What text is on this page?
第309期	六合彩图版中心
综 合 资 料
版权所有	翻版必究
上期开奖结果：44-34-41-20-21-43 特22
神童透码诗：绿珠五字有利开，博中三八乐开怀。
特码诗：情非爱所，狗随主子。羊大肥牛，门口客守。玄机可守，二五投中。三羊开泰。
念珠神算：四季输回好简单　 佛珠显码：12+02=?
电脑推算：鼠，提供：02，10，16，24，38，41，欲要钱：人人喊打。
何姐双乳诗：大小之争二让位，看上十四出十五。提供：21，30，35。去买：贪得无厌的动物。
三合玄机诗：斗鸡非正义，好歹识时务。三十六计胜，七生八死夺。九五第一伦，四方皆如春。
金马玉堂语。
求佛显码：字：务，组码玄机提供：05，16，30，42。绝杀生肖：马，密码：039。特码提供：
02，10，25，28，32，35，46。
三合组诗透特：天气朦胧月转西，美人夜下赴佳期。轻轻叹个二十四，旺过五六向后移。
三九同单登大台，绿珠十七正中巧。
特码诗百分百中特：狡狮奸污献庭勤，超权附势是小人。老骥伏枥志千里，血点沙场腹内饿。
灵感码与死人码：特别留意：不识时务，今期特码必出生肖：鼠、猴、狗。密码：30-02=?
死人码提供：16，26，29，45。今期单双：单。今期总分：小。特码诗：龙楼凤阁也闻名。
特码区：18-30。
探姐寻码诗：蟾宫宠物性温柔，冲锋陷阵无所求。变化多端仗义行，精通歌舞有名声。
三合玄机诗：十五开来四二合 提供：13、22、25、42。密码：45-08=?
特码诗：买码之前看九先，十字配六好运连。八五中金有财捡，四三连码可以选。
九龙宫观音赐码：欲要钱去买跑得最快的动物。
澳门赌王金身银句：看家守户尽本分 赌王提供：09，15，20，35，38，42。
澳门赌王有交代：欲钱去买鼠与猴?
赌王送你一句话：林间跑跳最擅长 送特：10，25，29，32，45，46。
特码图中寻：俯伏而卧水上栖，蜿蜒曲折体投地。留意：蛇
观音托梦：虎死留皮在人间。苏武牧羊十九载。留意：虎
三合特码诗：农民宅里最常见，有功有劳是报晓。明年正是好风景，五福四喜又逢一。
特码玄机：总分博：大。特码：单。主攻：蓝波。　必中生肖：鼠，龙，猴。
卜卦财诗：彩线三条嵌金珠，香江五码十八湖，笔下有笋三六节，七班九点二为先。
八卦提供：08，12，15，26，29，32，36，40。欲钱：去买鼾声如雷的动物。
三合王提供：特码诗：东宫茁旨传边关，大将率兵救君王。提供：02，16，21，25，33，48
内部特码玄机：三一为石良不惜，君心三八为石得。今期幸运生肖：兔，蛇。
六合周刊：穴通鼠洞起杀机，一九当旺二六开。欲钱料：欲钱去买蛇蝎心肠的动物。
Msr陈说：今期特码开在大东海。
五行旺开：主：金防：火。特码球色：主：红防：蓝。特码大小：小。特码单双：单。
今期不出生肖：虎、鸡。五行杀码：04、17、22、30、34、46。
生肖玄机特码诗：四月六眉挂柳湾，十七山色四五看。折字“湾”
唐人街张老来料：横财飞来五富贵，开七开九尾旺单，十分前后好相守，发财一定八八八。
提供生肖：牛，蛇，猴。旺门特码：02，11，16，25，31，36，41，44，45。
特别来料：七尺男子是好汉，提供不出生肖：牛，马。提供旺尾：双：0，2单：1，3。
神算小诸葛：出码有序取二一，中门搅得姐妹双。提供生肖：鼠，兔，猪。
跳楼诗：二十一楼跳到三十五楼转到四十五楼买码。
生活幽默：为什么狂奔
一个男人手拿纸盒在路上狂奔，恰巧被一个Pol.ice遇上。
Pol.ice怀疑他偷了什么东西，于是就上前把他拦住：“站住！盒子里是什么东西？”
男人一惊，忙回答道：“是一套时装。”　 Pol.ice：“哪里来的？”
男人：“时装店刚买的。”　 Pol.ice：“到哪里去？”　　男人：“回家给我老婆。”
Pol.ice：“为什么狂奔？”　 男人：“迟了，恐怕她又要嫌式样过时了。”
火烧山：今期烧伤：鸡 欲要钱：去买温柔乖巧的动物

### AIM
Quote the entire listing above exactly.

### ANSWER TO THIS PROBLEM
What text is on this page?
第309期	六合彩图版中心
综 合 资 料
版权所有	翻版必究
上期开奖结果：44-34-41-20-21-43 特22
神童透码诗：绿珠五字有利开，博中三八乐开怀。
特码诗：情非爱所，狗随主子。羊大肥牛，门口客守。玄机可守，二五投中。三羊开泰。
念珠神算：四季输回好简单　 佛珠显码：12+02=?
电脑推算：鼠，提供：02，10，16，24，38，41，欲要钱：人人喊打。
何姐双乳诗：大小之争二让位，看上十四出十五。提供：21，30，35。去买：贪得无厌的动物。
三合玄机诗：斗鸡非正义，好歹识时务。三十六计胜，七生八死夺。九五第一伦，四方皆如春。
金马玉堂语。
求佛显码：字：务，组码玄机提供：05，16，30，42。绝杀生肖：马，密码：039。特码提供：
02，10，25，28，32，35，46。
三合组诗透特：天气朦胧月转西，美人夜下赴佳期。轻轻叹个二十四，旺过五六向后移。
三九同单登大台，绿珠十七正中巧。
特码诗百分百中特：狡狮奸污献庭勤，超权附势是小人。老骥伏枥志千里，血点沙场腹内饿。
灵感码与死人码：特别留意：不识时务，今期特码必出生肖：鼠、猴、狗。密码：30-02=?
死人码提供：16，26，29，45。今期单双：单。今期总分：小。特码诗：龙楼凤阁也闻名。
特码区：18-30。
探姐寻码诗：蟾宫宠物性温柔，冲锋陷阵无所求。变化多端仗义行，精通歌舞有名声。
三合玄机诗：十五开来四二合 提供：13、22、25、42。密码：45-08=?
特码诗：买码之前看九先，十字配六好运连。八五中金有财捡，四三连码可以选。
九龙宫观音赐码：欲要钱去买跑得最快的动物。
澳门赌王金身银句：看家守户尽本分 赌王提供：09，15，20，35，38，42。
澳门赌王有交代：欲钱去买鼠与猴?
赌王送你一句话：林间跑跳最擅长 送特：10，25，29，32，45，46。
特码图中寻：俯伏而卧水上栖，蜿蜒曲折体投地。留意：蛇
观音托梦：虎死留皮在人间。苏武牧羊十九载。留意：虎
三合特码诗：农民宅里最常见，有功有劳是报晓。明年正是好风景，五福四喜又逢一。
特码玄机：总分博：大。特码：单。主攻：蓝波。　必中生肖：鼠，龙，猴。
卜卦财诗：彩线三条嵌金珠，香江五码十八湖，笔下有笋三六节，七班九点二为先。
八卦提供：08，12，15，26，29，32，36，40。欲钱：去买鼾声如雷的动物。
三合王提供：特码诗：东宫茁旨传边关，大将率兵救君王。提供：02，16，21，25，33，48
内部特码玄机：三一为石良不惜，君心三八为石得。今期幸运生肖：兔，蛇。
六合周刊：穴通鼠洞起杀机，一九当旺二六开。欲钱料：欲钱去买蛇蝎心肠的动物。
Msr陈说：今期特码开在大东海。
五行旺开：主：金防：火。特码球色：主：红防：蓝。特码大小：小。特码单双：单。
今期不出生肖：虎、鸡。五行杀码：04、17、22、30、34、46。
生肖玄机特码诗：四月六眉挂柳湾，十七山色四五看。折字“湾”
唐人街张老来料：横财飞来五富贵，开七开九尾旺单，十分前后好相守，发财一定八八八。
提供生肖：牛，蛇，猴。旺门特码：02，11，16，25，31，36，41，44，45。
特别来料：七尺男子是好汉，提供不出生肖：牛，马。提供旺尾：双：0，2单：1，3。
神算小诸葛：出码有序取二一，中门搅得姐妹双。提供生肖：鼠，兔，猪。
跳楼诗：二十一楼跳到三十五楼转到四十五楼买码。
生活幽默：为什么狂奔
一个男人手拿纸盒在路上狂奔，恰巧被一个Pol.ice遇上。
Pol.ice怀疑他偷了什么东西，于是就上前把他拦住：“站住！盒子里是什么东西？”
男人一惊，忙回答道：“是一套时装。”　 Pol.ice：“哪里来的？”
男人：“时装店刚买的。”　 Pol.ice：“到哪里去？”　　男人：“回家给我老婆。”
Pol.ice：“为什么狂奔？”　 男人：“迟了，恐怕她又要嫌式样过时了。”
火烧山：今期烧伤：鸡 欲要钱：去买温柔乖巧的动物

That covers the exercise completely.